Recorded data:
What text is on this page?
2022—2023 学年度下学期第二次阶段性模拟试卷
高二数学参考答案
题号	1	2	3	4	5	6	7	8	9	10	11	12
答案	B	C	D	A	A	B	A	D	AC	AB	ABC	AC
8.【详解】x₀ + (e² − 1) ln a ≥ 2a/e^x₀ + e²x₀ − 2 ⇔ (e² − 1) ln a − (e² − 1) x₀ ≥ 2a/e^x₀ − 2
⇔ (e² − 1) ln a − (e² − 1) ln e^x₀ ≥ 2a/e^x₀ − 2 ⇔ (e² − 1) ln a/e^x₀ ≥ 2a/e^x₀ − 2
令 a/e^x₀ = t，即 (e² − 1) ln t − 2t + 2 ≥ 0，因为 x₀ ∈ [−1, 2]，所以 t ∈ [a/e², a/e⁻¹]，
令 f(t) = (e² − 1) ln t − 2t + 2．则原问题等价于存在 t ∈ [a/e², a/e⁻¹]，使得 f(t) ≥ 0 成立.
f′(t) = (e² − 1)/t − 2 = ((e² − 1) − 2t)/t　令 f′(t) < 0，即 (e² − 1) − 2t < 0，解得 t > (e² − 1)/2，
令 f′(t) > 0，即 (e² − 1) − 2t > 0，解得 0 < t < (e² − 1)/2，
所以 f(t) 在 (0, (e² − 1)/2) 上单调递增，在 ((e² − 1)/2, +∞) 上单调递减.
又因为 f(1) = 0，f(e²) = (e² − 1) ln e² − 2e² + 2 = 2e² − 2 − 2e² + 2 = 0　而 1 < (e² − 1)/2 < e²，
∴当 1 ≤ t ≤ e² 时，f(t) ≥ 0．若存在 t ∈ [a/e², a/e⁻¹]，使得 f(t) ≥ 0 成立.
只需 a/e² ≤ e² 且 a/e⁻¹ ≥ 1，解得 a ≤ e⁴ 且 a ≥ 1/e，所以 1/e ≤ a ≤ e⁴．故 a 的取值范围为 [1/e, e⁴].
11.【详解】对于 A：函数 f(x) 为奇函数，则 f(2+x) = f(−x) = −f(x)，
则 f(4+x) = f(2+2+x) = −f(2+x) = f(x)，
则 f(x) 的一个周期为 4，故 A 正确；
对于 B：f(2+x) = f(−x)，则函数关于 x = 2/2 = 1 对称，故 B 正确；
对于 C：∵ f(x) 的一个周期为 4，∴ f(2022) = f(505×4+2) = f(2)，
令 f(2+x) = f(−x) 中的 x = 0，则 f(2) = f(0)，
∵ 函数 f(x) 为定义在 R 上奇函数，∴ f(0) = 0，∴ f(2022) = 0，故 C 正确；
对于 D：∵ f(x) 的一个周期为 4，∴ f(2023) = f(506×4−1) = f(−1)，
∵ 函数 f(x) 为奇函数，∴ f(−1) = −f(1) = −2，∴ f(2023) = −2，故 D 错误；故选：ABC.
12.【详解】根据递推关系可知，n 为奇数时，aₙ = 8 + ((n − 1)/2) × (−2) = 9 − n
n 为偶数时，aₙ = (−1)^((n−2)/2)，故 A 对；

The request | Above are some records; repeat all of them exactly.

The response |
What text is on this page?
2022—2023 学年度下学期第二次阶段性模拟试卷
高二数学参考答案
题号	1	2	3	4	5	6	7	8	9	10	11	12
答案	B	C	D	A	A	B	A	D	AC	AB	ABC	AC
8.【详解】x₀ + (e² − 1) ln a ≥ 2a/e^x₀ + e²x₀ − 2 ⇔ (e² − 1) ln a − (e² − 1) x₀ ≥ 2a/e^x₀ − 2
⇔ (e² − 1) ln a − (e² − 1) ln e^x₀ ≥ 2a/e^x₀ − 2 ⇔ (e² − 1) ln a/e^x₀ ≥ 2a/e^x₀ − 2
令 a/e^x₀ = t，即 (e² − 1) ln t − 2t + 2 ≥ 0，因为 x₀ ∈ [−1, 2]，所以 t ∈ [a/e², a/e⁻¹]，
令 f(t) = (e² − 1) ln t − 2t + 2．则原问题等价于存在 t ∈ [a/e², a/e⁻¹]，使得 f(t) ≥ 0 成立.
f′(t) = (e² − 1)/t − 2 = ((e² − 1) − 2t)/t　令 f′(t) < 0，即 (e² − 1) − 2t < 0，解得 t > (e² − 1)/2，
令 f′(t) > 0，即 (e² − 1) − 2t > 0，解得 0 < t < (e² − 1)/2，
所以 f(t) 在 (0, (e² − 1)/2) 上单调递增，在 ((e² − 1)/2, +∞) 上单调递减.
又因为 f(1) = 0，f(e²) = (e² − 1) ln e² − 2e² + 2 = 2e² − 2 − 2e² + 2 = 0　而 1 < (e² − 1)/2 < e²，
∴当 1 ≤ t ≤ e² 时，f(t) ≥ 0．若存在 t ∈ [a/e², a/e⁻¹]，使得 f(t) ≥ 0 成立.
只需 a/e² ≤ e² 且 a/e⁻¹ ≥ 1，解得 a ≤ e⁴ 且 a ≥ 1/e，所以 1/e ≤ a ≤ e⁴．故 a 的取值范围为 [1/e, e⁴].
11.【详解】对于 A：函数 f(x) 为奇函数，则 f(2+x) = f(−x) = −f(x)，
则 f(4+x) = f(2+2+x) = −f(2+x) = f(x)，
则 f(x) 的一个周期为 4，故 A 正确；
对于 B：f(2+x) = f(−x)，则函数关于 x = 2/2 = 1 对称，故 B 正确；
对于 C：∵ f(x) 的一个周期为 4，∴ f(2022) = f(505×4+2) = f(2)，
令 f(2+x) = f(−x) 中的 x = 0，则 f(2) = f(0)，
∵ 函数 f(x) 为定义在 R 上奇函数，∴ f(0) = 0，∴ f(2022) = 0，故 C 正确；
对于 D：∵ f(x) 的一个周期为 4，∴ f(2023) = f(506×4−1) = f(−1)，
∵ 函数 f(x) 为奇函数，∴ f(−1) = −f(1) = −2，∴ f(2023) = −2，故 D 错误；故选：ABC.
12.【详解】根据递推关系可知，n 为奇数时，aₙ = 8 + ((n − 1)/2) × (−2) = 9 − n
n 为偶数时，aₙ = (−1)^((n−2)/2)，故 A 对；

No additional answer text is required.